* Aim
From the entries below, gather every line containing the string "label".

* Data shown
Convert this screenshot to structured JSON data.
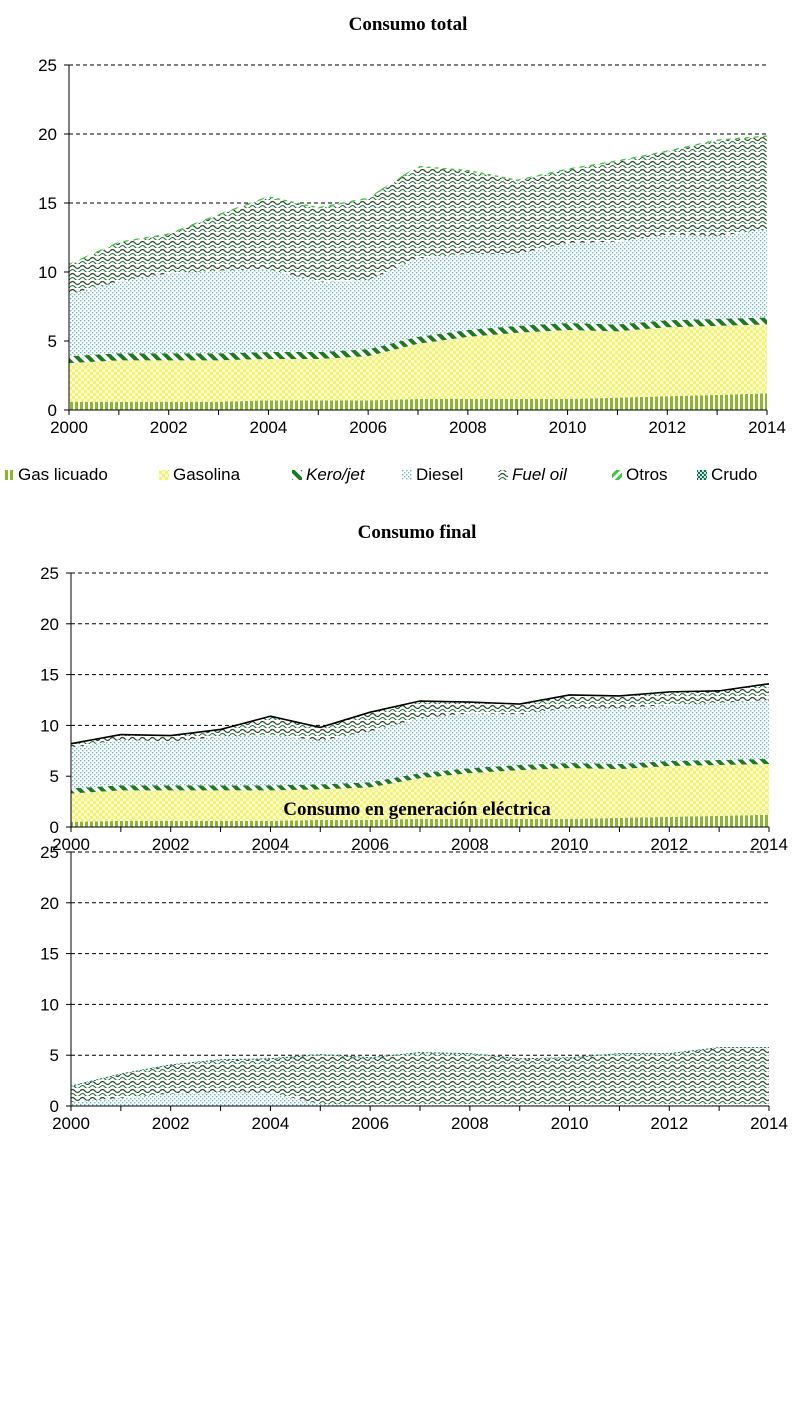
{
  "legend": {
    "items": [
      {
        "label": "Gas licuado",
        "fill": "url(#p-gas)",
        "italic": false
      },
      {
        "label": "Gasolina",
        "fill": "url(#p-gasolina)",
        "italic": false
      },
      {
        "label": "Kero/jet",
        "fill": "url(#p-kero)",
        "italic": true
      },
      {
        "label": "Diesel",
        "fill": "url(#p-diesel)",
        "italic": false
      },
      {
        "label": "Fuel oil",
        "fill": "url(#p-fuel)",
        "italic": true
      },
      {
        "label": "Otros",
        "fill": "url(#p-otros)",
        "italic": false
      },
      {
        "label": "Crudo",
        "fill": "url(#p-crudo)",
        "italic": false
      }
    ]
  },
  "colors": {
    "gas_licuado": "#8db82e",
    "gasolina": "#f6f590",
    "kero_jet": "#1e7a1e",
    "diesel": "#8fc7cf",
    "fuel_oil": "#2f4a2f",
    "otros": "#3cc63c",
    "crudo": "#1b6f5a"
  },
  "chart_data": [
    {
      "type": "area",
      "stacked": true,
      "title": "Consumo total",
      "x": [
        2000,
        2001,
        2002,
        2003,
        2004,
        2005,
        2006,
        2007,
        2008,
        2009,
        2010,
        2011,
        2012,
        2013,
        2014
      ],
      "xticks": [
        2000,
        2002,
        2004,
        2006,
        2008,
        2010,
        2012,
        2014
      ],
      "ylim": [
        0,
        25
      ],
      "yticks": [
        0,
        5,
        10,
        15,
        20,
        25
      ],
      "grid": true,
      "legend_position": "bottom",
      "series": [
        {
          "name": "Gas licuado",
          "values": [
            0.6,
            0.6,
            0.6,
            0.6,
            0.7,
            0.7,
            0.7,
            0.8,
            0.8,
            0.8,
            0.8,
            0.9,
            1.0,
            1.1,
            1.2
          ]
        },
        {
          "name": "Gasolina",
          "values": [
            2.8,
            3.0,
            3.0,
            3.0,
            3.0,
            3.0,
            3.2,
            4.0,
            4.5,
            4.8,
            5.0,
            4.8,
            5.0,
            5.0,
            5.0
          ]
        },
        {
          "name": "Kero/jet",
          "values": [
            0.5,
            0.5,
            0.5,
            0.5,
            0.5,
            0.5,
            0.5,
            0.5,
            0.5,
            0.5,
            0.5,
            0.5,
            0.5,
            0.5,
            0.5
          ]
        },
        {
          "name": "Diesel",
          "values": [
            4.5,
            5.2,
            5.8,
            6.0,
            6.0,
            5.1,
            5.0,
            5.7,
            5.5,
            5.2,
            5.8,
            6.0,
            6.2,
            6.0,
            6.4
          ]
        },
        {
          "name": "Fuel oil",
          "values": [
            2.1,
            2.8,
            2.8,
            4.0,
            5.2,
            5.3,
            5.9,
            6.6,
            6.0,
            5.3,
            5.3,
            5.8,
            6.0,
            6.9,
            6.7
          ]
        },
        {
          "name": "Otros",
          "values": [
            0.1,
            0.1,
            0.1,
            0.1,
            0.1,
            0.1,
            0.1,
            0.1,
            0.1,
            0.1,
            0.1,
            0.1,
            0.1,
            0.1,
            0.1
          ]
        },
        {
          "name": "Crudo",
          "values": [
            0,
            0,
            0,
            0,
            0,
            0,
            0,
            0,
            0,
            0,
            0,
            0,
            0,
            0,
            0
          ]
        }
      ]
    },
    {
      "type": "area",
      "stacked": true,
      "title": "Consumo final",
      "x": [
        2000,
        2001,
        2002,
        2003,
        2004,
        2005,
        2006,
        2007,
        2008,
        2009,
        2010,
        2011,
        2012,
        2013,
        2014
      ],
      "xticks": [
        2000,
        2002,
        2004,
        2006,
        2008,
        2010,
        2012,
        2014
      ],
      "ylim": [
        0,
        25
      ],
      "yticks": [
        0,
        5,
        10,
        15,
        20,
        25
      ],
      "grid": true,
      "total_line": [
        8.2,
        9.1,
        9.0,
        9.6,
        10.9,
        9.8,
        11.3,
        12.4,
        12.3,
        12.1,
        13.0,
        12.9,
        13.3,
        13.4,
        14.1
      ],
      "series": [
        {
          "name": "Gas licuado",
          "values": [
            0.5,
            0.6,
            0.6,
            0.6,
            0.6,
            0.7,
            0.7,
            0.8,
            0.8,
            0.8,
            0.8,
            0.9,
            1.0,
            1.1,
            1.2
          ]
        },
        {
          "name": "Gasolina",
          "values": [
            2.8,
            3.0,
            3.0,
            3.0,
            3.0,
            3.0,
            3.2,
            4.0,
            4.5,
            4.8,
            5.0,
            4.8,
            5.0,
            5.0,
            5.0
          ]
        },
        {
          "name": "Kero/jet",
          "values": [
            0.5,
            0.5,
            0.5,
            0.5,
            0.5,
            0.5,
            0.5,
            0.5,
            0.5,
            0.5,
            0.5,
            0.5,
            0.5,
            0.5,
            0.5
          ]
        },
        {
          "name": "Diesel",
          "values": [
            4.0,
            4.5,
            4.3,
            4.8,
            5.0,
            4.3,
            5.0,
            5.4,
            5.4,
            5.0,
            5.4,
            5.5,
            5.5,
            5.6,
            5.8
          ]
        },
        {
          "name": "Fuel oil",
          "values": [
            0.4,
            0.5,
            0.6,
            0.7,
            1.8,
            1.3,
            1.9,
            1.7,
            1.1,
            1.0,
            1.3,
            1.2,
            1.3,
            1.2,
            1.6
          ]
        },
        {
          "name": "Otros",
          "values": [
            0,
            0,
            0,
            0,
            0,
            0,
            0,
            0,
            0,
            0,
            0,
            0,
            0,
            0,
            0
          ]
        },
        {
          "name": "Crudo",
          "values": [
            0,
            0,
            0,
            0,
            0,
            0,
            0,
            0,
            0,
            0,
            0,
            0,
            0,
            0,
            0
          ]
        }
      ]
    },
    {
      "type": "area",
      "stacked": true,
      "title": "Consumo en generación eléctrica",
      "x": [
        2000,
        2001,
        2002,
        2003,
        2004,
        2005,
        2006,
        2007,
        2008,
        2009,
        2010,
        2011,
        2012,
        2013,
        2014
      ],
      "xticks": [
        2000,
        2002,
        2004,
        2006,
        2008,
        2010,
        2012,
        2014
      ],
      "ylim": [
        0,
        25
      ],
      "yticks": [
        0,
        5,
        10,
        15,
        20,
        25
      ],
      "grid": true,
      "series": [
        {
          "name": "Gas licuado",
          "values": [
            0,
            0,
            0,
            0,
            0,
            0,
            0,
            0,
            0,
            0,
            0,
            0,
            0,
            0,
            0
          ]
        },
        {
          "name": "Gasolina",
          "values": [
            0,
            0,
            0,
            0,
            0,
            0,
            0,
            0,
            0,
            0,
            0,
            0,
            0,
            0,
            0
          ]
        },
        {
          "name": "Kero/jet",
          "values": [
            0,
            0,
            0,
            0,
            0,
            0,
            0,
            0,
            0,
            0,
            0,
            0,
            0,
            0,
            0
          ]
        },
        {
          "name": "Diesel",
          "values": [
            0.4,
            0.8,
            1.2,
            1.4,
            1.3,
            0.2,
            0.1,
            0.1,
            0.1,
            0.1,
            0.1,
            0.1,
            0.1,
            0.1,
            0.1
          ]
        },
        {
          "name": "Fuel oil",
          "values": [
            1.5,
            2.3,
            2.8,
            3.1,
            3.3,
            4.8,
            4.6,
            5.1,
            5.0,
            4.5,
            4.6,
            5.0,
            5.0,
            5.6,
            5.6
          ]
        },
        {
          "name": "Otros",
          "values": [
            0,
            0,
            0,
            0,
            0,
            0,
            0,
            0,
            0,
            0,
            0,
            0,
            0,
            0,
            0
          ]
        },
        {
          "name": "Crudo",
          "values": [
            0.1,
            0.1,
            0.1,
            0.1,
            0.1,
            0.1,
            0.1,
            0.1,
            0.1,
            0.1,
            0.1,
            0.1,
            0.1,
            0.1,
            0.1
          ]
        }
      ]
    }
  ]
}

* Exercise response
        "label": "Gas licuado",
        "label": "Gasolina",
        "label": "Kero/jet",
        "label": "Diesel",
        "label": "Fuel oil",
        "label": "Otros",
        "label": "Crudo",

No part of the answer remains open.